▸ Task statement: Every line with the word "version" in it should be extracted from the data that follows.

▸ Records:
::::

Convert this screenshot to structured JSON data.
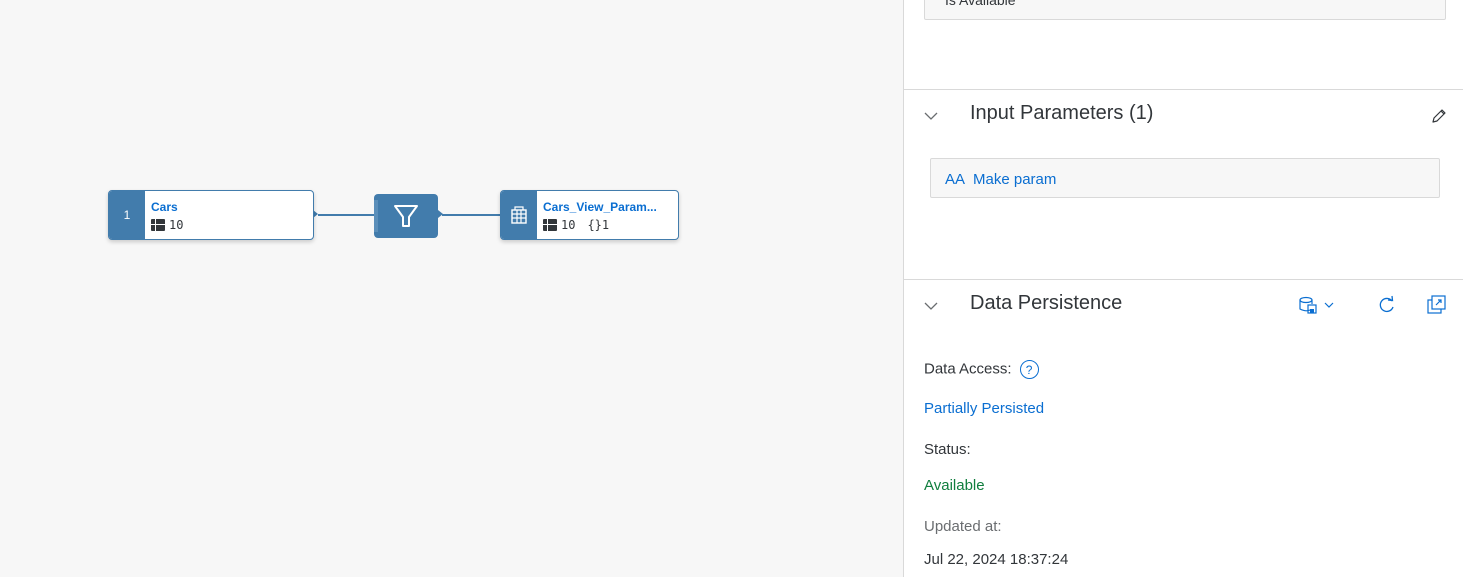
{
  "canvas": {
    "nodes": [
      {
        "id": "cars",
        "index": "1",
        "title": "Cars",
        "columns": "10"
      },
      {
        "id": "filter",
        "icon": "filter-icon"
      },
      {
        "id": "view",
        "icon": "view-grid-icon",
        "title": "Cars_View_Param...",
        "columns": "10",
        "params": "{}1"
      }
    ]
  },
  "panel": {
    "previous_box_label": "Is Available",
    "input_parameters": {
      "title": "Input Parameters (1)",
      "edit_icon": "pencil-icon",
      "params": [
        {
          "type_icon": "AA",
          "label": "Make param"
        }
      ]
    },
    "data_persistence": {
      "title": "Data Persistence",
      "data_access_label": "Data Access:",
      "help_icon": "?",
      "data_access_value": "Partially Persisted",
      "status_label": "Status:",
      "status_value": "Available",
      "updated_label": "Updated at:",
      "updated_value": "Jul 22, 2024 18:37:24"
    }
  },
  "colors": {
    "accent": "#427cac",
    "link": "#0a6ed1",
    "success": "#107e3e",
    "canvas_bg": "#f7f7f7"
  }
}
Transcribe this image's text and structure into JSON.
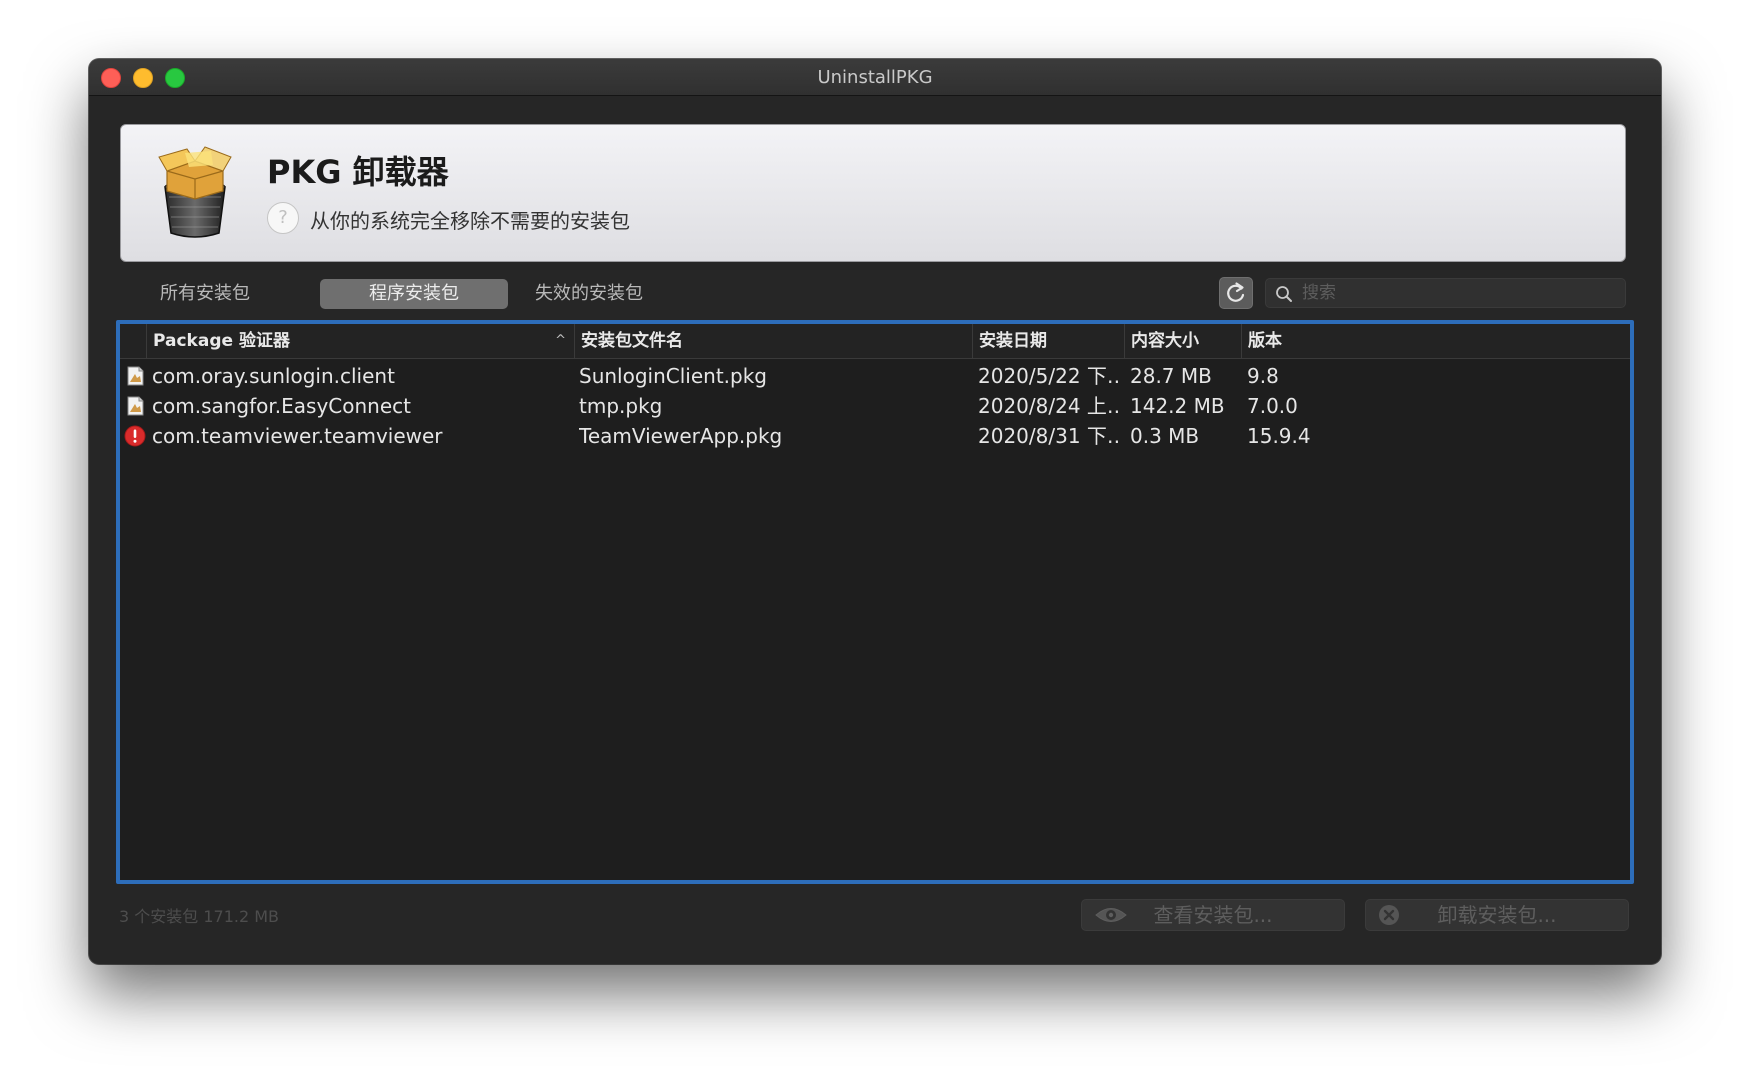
{
  "window": {
    "title": "UninstallPKG"
  },
  "header": {
    "title": "PKG 卸载器",
    "help_label": "?",
    "subtitle": "从你的系统完全移除不需要的安装包"
  },
  "tabs": [
    {
      "label": "所有安装包",
      "selected": false
    },
    {
      "label": "程序安装包",
      "selected": true
    },
    {
      "label": "失效的安装包",
      "selected": false
    }
  ],
  "search": {
    "placeholder": "搜索",
    "value": ""
  },
  "table": {
    "columns": [
      "Package 验证器",
      "安装包文件名",
      "安装日期",
      "内容大小",
      "版本"
    ],
    "sort_indicator": "^",
    "rows": [
      {
        "icon": "package-receipt-icon",
        "id": "com.oray.sunlogin.client",
        "file": "SunloginClient.pkg",
        "date": "2020/5/22 下…",
        "size": "28.7 MB",
        "version": "9.8"
      },
      {
        "icon": "package-receipt-icon",
        "id": "com.sangfor.EasyConnect",
        "file": "tmp.pkg",
        "date": "2020/8/24 上…",
        "size": "142.2 MB",
        "version": "7.0.0"
      },
      {
        "icon": "warning-icon",
        "id": "com.teamviewer.teamviewer",
        "file": "TeamViewerApp.pkg",
        "date": "2020/8/31 下…",
        "size": "0.3 MB",
        "version": "15.9.4"
      }
    ]
  },
  "footer": {
    "status": "3 个安装包  171.2 MB",
    "view_button": "查看安装包...",
    "uninstall_button": "卸载安装包..."
  },
  "colors": {
    "selection_border": "#2d6dba",
    "window_bg": "#262626",
    "warning_red": "#d92b2b"
  }
}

::::

▸ Task response:
        "version": "9.8"
        "version": "7.0.0"
        "version": "15.9.4"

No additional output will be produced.